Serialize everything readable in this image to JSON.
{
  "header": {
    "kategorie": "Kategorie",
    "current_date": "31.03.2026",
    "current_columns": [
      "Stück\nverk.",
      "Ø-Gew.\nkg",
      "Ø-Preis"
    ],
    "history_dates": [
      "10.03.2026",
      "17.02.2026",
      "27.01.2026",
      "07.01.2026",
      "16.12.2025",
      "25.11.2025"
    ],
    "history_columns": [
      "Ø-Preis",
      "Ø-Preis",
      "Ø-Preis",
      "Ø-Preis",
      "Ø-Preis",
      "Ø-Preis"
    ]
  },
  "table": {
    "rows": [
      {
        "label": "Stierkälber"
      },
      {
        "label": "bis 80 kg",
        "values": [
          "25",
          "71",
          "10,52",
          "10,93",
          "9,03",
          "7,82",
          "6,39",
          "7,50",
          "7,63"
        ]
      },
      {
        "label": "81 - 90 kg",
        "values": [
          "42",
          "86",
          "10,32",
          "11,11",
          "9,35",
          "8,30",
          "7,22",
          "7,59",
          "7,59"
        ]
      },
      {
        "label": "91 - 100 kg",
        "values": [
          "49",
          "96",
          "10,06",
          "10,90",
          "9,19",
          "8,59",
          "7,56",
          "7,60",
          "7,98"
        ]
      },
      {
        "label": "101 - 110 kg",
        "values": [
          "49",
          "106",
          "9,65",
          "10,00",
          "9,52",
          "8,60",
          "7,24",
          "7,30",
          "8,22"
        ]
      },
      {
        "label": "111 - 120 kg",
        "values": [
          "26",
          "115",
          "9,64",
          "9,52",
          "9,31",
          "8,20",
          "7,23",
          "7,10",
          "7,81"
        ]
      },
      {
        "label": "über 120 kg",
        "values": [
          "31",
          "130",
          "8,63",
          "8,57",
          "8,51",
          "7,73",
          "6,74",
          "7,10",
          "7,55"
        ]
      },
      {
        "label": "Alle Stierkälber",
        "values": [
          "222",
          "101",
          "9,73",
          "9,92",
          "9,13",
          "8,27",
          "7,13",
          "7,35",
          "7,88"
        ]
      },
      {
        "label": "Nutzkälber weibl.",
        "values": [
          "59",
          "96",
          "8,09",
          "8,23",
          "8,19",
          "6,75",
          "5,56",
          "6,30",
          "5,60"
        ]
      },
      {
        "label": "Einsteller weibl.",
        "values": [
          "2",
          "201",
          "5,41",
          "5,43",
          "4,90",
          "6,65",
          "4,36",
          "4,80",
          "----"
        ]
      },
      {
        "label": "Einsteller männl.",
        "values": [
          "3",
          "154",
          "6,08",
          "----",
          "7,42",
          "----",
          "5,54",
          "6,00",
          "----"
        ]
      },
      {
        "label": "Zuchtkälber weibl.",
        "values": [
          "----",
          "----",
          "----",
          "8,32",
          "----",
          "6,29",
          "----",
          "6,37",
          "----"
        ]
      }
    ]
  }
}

### Stated problem
Each entry above is to be printed again exactly.

### Result for this task
Serialize everything readable in this image to JSON.
{
  "header": {
    "kategorie": "Kategorie",
    "current_date": "31.03.2026",
    "current_columns": [
      "Stück\nverk.",
      "Ø-Gew.\nkg",
      "Ø-Preis"
    ],
    "history_dates": [
      "10.03.2026",
      "17.02.2026",
      "27.01.2026",
      "07.01.2026",
      "16.12.2025",
      "25.11.2025"
    ],
    "history_columns": [
      "Ø-Preis",
      "Ø-Preis",
      "Ø-Preis",
      "Ø-Preis",
      "Ø-Preis",
      "Ø-Preis"
    ]
  },
  "table": {
    "rows": [
      {
        "label": "Stierkälber"
      },
      {
        "label": "bis 80 kg",
        "values": [
          "25",
          "71",
          "10,52",
          "10,93",
          "9,03",
          "7,82",
          "6,39",
          "7,50",
          "7,63"
        ]
      },
      {
        "label": "81 - 90 kg",
        "values": [
          "42",
          "86",
          "10,32",
          "11,11",
          "9,35",
          "8,30",
          "7,22",
          "7,59",
          "7,59"
        ]
      },
      {
        "label": "91 - 100 kg",
        "values": [
          "49",
          "96",
          "10,06",
          "10,90",
          "9,19",
          "8,59",
          "7,56",
          "7,60",
          "7,98"
        ]
      },
      {
        "label": "101 - 110 kg",
        "values": [
          "49",
          "106",
          "9,65",
          "10,00",
          "9,52",
          "8,60",
          "7,24",
          "7,30",
          "8,22"
        ]
      },
      {
        "label": "111 - 120 kg",
        "values": [
          "26",
          "115",
          "9,64",
          "9,52",
          "9,31",
          "8,20",
          "7,23",
          "7,10",
          "7,81"
        ]
      },
      {
        "label": "über 120 kg",
        "values": [
          "31",
          "130",
          "8,63",
          "8,57",
          "8,51",
          "7,73",
          "6,74",
          "7,10",
          "7,55"
        ]
      },
      {
        "label": "Alle Stierkälber",
        "values": [
          "222",
          "101",
          "9,73",
          "9,92",
          "9,13",
          "8,27",
          "7,13",
          "7,35",
          "7,88"
        ]
      },
      {
        "label": "Nutzkälber weibl.",
        "values": [
          "59",
          "96",
          "8,09",
          "8,23",
          "8,19",
          "6,75",
          "5,56",
          "6,30",
          "5,60"
        ]
      },
      {
        "label": "Einsteller weibl.",
        "values": [
          "2",
          "201",
          "5,41",
          "5,43",
          "4,90",
          "6,65",
          "4,36",
          "4,80",
          "----"
        ]
      },
      {
        "label": "Einsteller männl.",
        "values": [
          "3",
          "154",
          "6,08",
          "----",
          "7,42",
          "----",
          "5,54",
          "6,00",
          "----"
        ]
      },
      {
        "label": "Zuchtkälber weibl.",
        "values": [
          "----",
          "----",
          "----",
          "8,32",
          "----",
          "6,29",
          "----",
          "6,37",
          "----"
        ]
      }
    ]
  }
}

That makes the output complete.